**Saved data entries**
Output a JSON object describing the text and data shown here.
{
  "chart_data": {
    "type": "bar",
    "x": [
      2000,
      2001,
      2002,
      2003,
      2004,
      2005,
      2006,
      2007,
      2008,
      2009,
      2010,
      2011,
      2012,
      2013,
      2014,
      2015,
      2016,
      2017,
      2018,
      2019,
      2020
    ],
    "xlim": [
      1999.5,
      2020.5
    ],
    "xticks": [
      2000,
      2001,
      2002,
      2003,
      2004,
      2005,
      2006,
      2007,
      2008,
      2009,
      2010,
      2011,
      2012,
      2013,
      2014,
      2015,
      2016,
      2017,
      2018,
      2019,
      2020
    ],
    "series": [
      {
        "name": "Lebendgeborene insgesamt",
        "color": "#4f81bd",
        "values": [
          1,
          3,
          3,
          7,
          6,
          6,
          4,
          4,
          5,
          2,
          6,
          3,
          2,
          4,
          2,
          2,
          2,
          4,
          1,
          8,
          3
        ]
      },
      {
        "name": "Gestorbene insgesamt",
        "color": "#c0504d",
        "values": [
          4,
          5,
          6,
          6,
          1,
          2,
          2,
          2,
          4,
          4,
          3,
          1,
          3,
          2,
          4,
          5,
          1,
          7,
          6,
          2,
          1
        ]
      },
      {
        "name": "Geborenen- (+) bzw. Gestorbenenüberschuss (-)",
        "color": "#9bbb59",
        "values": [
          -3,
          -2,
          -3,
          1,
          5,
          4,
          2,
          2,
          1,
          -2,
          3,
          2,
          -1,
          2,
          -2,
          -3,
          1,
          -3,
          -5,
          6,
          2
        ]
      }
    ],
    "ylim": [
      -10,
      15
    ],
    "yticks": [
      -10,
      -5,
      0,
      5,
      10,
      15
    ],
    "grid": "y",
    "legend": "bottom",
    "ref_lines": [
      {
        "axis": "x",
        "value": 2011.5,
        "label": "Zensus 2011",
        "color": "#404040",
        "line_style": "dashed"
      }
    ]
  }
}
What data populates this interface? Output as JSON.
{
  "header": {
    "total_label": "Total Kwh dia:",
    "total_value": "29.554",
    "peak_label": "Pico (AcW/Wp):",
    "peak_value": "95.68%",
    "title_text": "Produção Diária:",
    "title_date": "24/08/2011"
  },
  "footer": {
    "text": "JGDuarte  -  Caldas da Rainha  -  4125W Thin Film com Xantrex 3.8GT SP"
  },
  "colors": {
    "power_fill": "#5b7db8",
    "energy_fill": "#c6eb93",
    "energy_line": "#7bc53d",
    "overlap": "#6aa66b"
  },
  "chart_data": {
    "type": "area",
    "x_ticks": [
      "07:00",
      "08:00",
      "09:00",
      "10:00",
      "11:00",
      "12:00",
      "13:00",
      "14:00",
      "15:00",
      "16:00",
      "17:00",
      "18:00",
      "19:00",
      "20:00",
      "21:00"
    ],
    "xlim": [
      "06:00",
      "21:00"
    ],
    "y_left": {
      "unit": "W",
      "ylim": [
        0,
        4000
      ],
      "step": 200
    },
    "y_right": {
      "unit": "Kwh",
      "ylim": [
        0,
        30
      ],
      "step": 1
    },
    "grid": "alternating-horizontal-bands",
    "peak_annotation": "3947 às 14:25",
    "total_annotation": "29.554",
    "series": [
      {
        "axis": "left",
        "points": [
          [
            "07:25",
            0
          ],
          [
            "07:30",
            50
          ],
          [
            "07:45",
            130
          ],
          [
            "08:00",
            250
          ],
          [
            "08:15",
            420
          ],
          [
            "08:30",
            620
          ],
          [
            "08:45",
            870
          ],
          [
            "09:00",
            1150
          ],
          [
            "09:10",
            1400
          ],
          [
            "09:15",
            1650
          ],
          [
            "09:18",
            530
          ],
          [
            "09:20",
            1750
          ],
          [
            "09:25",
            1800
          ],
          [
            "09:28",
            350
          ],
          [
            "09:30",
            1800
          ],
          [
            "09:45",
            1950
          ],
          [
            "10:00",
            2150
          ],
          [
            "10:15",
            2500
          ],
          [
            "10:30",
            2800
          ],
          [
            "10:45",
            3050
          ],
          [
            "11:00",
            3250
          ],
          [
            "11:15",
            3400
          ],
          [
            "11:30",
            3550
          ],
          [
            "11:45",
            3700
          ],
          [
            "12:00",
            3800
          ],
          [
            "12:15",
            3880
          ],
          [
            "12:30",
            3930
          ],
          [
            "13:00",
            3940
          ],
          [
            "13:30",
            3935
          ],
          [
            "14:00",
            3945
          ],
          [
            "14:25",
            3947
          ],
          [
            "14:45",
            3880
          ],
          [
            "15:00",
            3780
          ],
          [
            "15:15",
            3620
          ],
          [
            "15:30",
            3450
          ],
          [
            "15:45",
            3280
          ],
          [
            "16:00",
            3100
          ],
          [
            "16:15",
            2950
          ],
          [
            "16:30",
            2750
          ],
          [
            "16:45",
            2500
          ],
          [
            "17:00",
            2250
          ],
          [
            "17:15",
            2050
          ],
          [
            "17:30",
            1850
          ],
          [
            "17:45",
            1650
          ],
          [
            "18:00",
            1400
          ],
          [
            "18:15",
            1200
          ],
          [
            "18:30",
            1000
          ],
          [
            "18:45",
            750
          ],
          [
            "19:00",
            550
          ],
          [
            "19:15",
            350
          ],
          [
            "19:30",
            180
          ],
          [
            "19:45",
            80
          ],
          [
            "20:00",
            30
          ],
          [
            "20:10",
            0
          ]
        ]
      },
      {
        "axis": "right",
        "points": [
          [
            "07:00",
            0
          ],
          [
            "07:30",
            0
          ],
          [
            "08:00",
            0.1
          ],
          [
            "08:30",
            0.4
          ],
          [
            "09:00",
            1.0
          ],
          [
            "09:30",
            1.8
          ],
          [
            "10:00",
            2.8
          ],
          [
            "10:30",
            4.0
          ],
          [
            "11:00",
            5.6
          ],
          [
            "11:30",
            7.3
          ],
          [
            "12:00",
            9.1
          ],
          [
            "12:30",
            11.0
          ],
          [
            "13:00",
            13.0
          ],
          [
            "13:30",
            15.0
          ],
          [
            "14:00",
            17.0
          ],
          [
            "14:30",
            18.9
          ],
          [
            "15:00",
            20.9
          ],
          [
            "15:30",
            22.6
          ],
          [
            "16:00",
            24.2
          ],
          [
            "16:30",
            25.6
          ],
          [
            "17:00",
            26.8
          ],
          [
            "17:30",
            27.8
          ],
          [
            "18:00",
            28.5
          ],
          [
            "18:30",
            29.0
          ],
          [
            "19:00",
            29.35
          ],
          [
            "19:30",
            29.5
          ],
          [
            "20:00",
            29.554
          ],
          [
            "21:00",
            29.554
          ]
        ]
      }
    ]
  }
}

**EXERCISE TASK**
Reproduce each entry above exactly, keeping every word.

**CORRECT ANSWER**
Output a JSON object describing the text and data shown here.
{
  "chart_data": {
    "type": "bar",
    "x": [
      2000,
      2001,
      2002,
      2003,
      2004,
      2005,
      2006,
      2007,
      2008,
      2009,
      2010,
      2011,
      2012,
      2013,
      2014,
      2015,
      2016,
      2017,
      2018,
      2019,
      2020
    ],
    "xlim": [
      1999.5,
      2020.5
    ],
    "xticks": [
      2000,
      2001,
      2002,
      2003,
      2004,
      2005,
      2006,
      2007,
      2008,
      2009,
      2010,
      2011,
      2012,
      2013,
      2014,
      2015,
      2016,
      2017,
      2018,
      2019,
      2020
    ],
    "series": [
      {
        "name": "Lebendgeborene insgesamt",
        "color": "#4f81bd",
        "values": [
          1,
          3,
          3,
          7,
          6,
          6,
          4,
          4,
          5,
          2,
          6,
          3,
          2,
          4,
          2,
          2,
          2,
          4,
          1,
          8,
          3
        ]
      },
      {
        "name": "Gestorbene insgesamt",
        "color": "#c0504d",
        "values": [
          4,
          5,
          6,
          6,
          1,
          2,
          2,
          2,
          4,
          4,
          3,
          1,
          3,
          2,
          4,
          5,
          1,
          7,
          6,
          2,
          1
        ]
      },
      {
        "name": "Geborenen- (+) bzw. Gestorbenenüberschuss (-)",
        "color": "#9bbb59",
        "values": [
          -3,
          -2,
          -3,
          1,
          5,
          4,
          2,
          2,
          1,
          -2,
          3,
          2,
          -1,
          2,
          -2,
          -3,
          1,
          -3,
          -5,
          6,
          2
        ]
      }
    ],
    "ylim": [
      -10,
      15
    ],
    "yticks": [
      -10,
      -5,
      0,
      5,
      10,
      15
    ],
    "grid": "y",
    "legend": "bottom",
    "ref_lines": [
      {
        "axis": "x",
        "value": 2011.5,
        "label": "Zensus 2011",
        "color": "#404040",
        "line_style": "dashed"
      }
    ]
  }
}
What data populates this interface? Output as JSON.
{
  "header": {
    "total_label": "Total Kwh dia:",
    "total_value": "29.554",
    "peak_label": "Pico (AcW/Wp):",
    "peak_value": "95.68%",
    "title_text": "Produção Diária:",
    "title_date": "24/08/2011"
  },
  "footer": {
    "text": "JGDuarte  -  Caldas da Rainha  -  4125W Thin Film com Xantrex 3.8GT SP"
  },
  "colors": {
    "power_fill": "#5b7db8",
    "energy_fill": "#c6eb93",
    "energy_line": "#7bc53d",
    "overlap": "#6aa66b"
  },
  "chart_data": {
    "type": "area",
    "x_ticks": [
      "07:00",
      "08:00",
      "09:00",
      "10:00",
      "11:00",
      "12:00",
      "13:00",
      "14:00",
      "15:00",
      "16:00",
      "17:00",
      "18:00",
      "19:00",
      "20:00",
      "21:00"
    ],
    "xlim": [
      "06:00",
      "21:00"
    ],
    "y_left": {
      "unit": "W",
      "ylim": [
        0,
        4000
      ],
      "step": 200
    },
    "y_right": {
      "unit": "Kwh",
      "ylim": [
        0,
        30
      ],
      "step": 1
    },
    "grid": "alternating-horizontal-bands",
    "peak_annotation": "3947 às 14:25",
    "total_annotation": "29.554",
    "series": [
      {
        "axis": "left",
        "points": [
          [
            "07:25",
            0
          ],
          [
            "07:30",
            50
          ],
          [
            "07:45",
            130
          ],
          [
            "08:00",
            250
          ],
          [
            "08:15",
            420
          ],
          [
            "08:30",
            620
          ],
          [
            "08:45",
            870
          ],
          [
            "09:00",
            1150
          ],
          [
            "09:10",
            1400
          ],
          [
            "09:15",
            1650
          ],
          [
            "09:18",
            530
          ],
          [
            "09:20",
            1750
          ],
          [
            "09:25",
            1800
          ],
          [
            "09:28",
            350
          ],
          [
            "09:30",
            1800
          ],
          [
            "09:45",
            1950
          ],
          [
            "10:00",
            2150
          ],
          [
            "10:15",
            2500
          ],
          [
            "10:30",
            2800
          ],
          [
            "10:45",
            3050
          ],
          [
            "11:00",
            3250
          ],
          [
            "11:15",
            3400
          ],
          [
            "11:30",
            3550
          ],
          [
            "11:45",
            3700
          ],
          [
            "12:00",
            3800
          ],
          [
            "12:15",
            3880
          ],
          [
            "12:30",
            3930
          ],
          [
            "13:00",
            3940
          ],
          [
            "13:30",
            3935
          ],
          [
            "14:00",
            3945
          ],
          [
            "14:25",
            3947
          ],
          [
            "14:45",
            3880
          ],
          [
            "15:00",
            3780
          ],
          [
            "15:15",
            3620
          ],
          [
            "15:30",
            3450
          ],
          [
            "15:45",
            3280
          ],
          [
            "16:00",
            3100
          ],
          [
            "16:15",
            2950
          ],
          [
            "16:30",
            2750
          ],
          [
            "16:45",
            2500
          ],
          [
            "17:00",
            2250
          ],
          [
            "17:15",
            2050
          ],
          [
            "17:30",
            1850
          ],
          [
            "17:45",
            1650
          ],
          [
            "18:00",
            1400
          ],
          [
            "18:15",
            1200
          ],
          [
            "18:30",
            1000
          ],
          [
            "18:45",
            750
          ],
          [
            "19:00",
            550
          ],
          [
            "19:15",
            350
          ],
          [
            "19:30",
            180
          ],
          [
            "19:45",
            80
          ],
          [
            "20:00",
            30
          ],
          [
            "20:10",
            0
          ]
        ]
      },
      {
        "axis": "right",
        "points": [
          [
            "07:00",
            0
          ],
          [
            "07:30",
            0
          ],
          [
            "08:00",
            0.1
          ],
          [
            "08:30",
            0.4
          ],
          [
            "09:00",
            1.0
          ],
          [
            "09:30",
            1.8
          ],
          [
            "10:00",
            2.8
          ],
          [
            "10:30",
            4.0
          ],
          [
            "11:00",
            5.6
          ],
          [
            "11:30",
            7.3
          ],
          [
            "12:00",
            9.1
          ],
          [
            "12:30",
            11.0
          ],
          [
            "13:00",
            13.0
          ],
          [
            "13:30",
            15.0
          ],
          [
            "14:00",
            17.0
          ],
          [
            "14:30",
            18.9
          ],
          [
            "15:00",
            20.9
          ],
          [
            "15:30",
            22.6
          ],
          [
            "16:00",
            24.2
          ],
          [
            "16:30",
            25.6
          ],
          [
            "17:00",
            26.8
          ],
          [
            "17:30",
            27.8
          ],
          [
            "18:00",
            28.5
          ],
          [
            "18:30",
            29.0
          ],
          [
            "19:00",
            29.35
          ],
          [
            "19:30",
            29.5
          ],
          [
            "20:00",
            29.554
          ],
          [
            "21:00",
            29.554
          ]
        ]
      }
    ]
  }
}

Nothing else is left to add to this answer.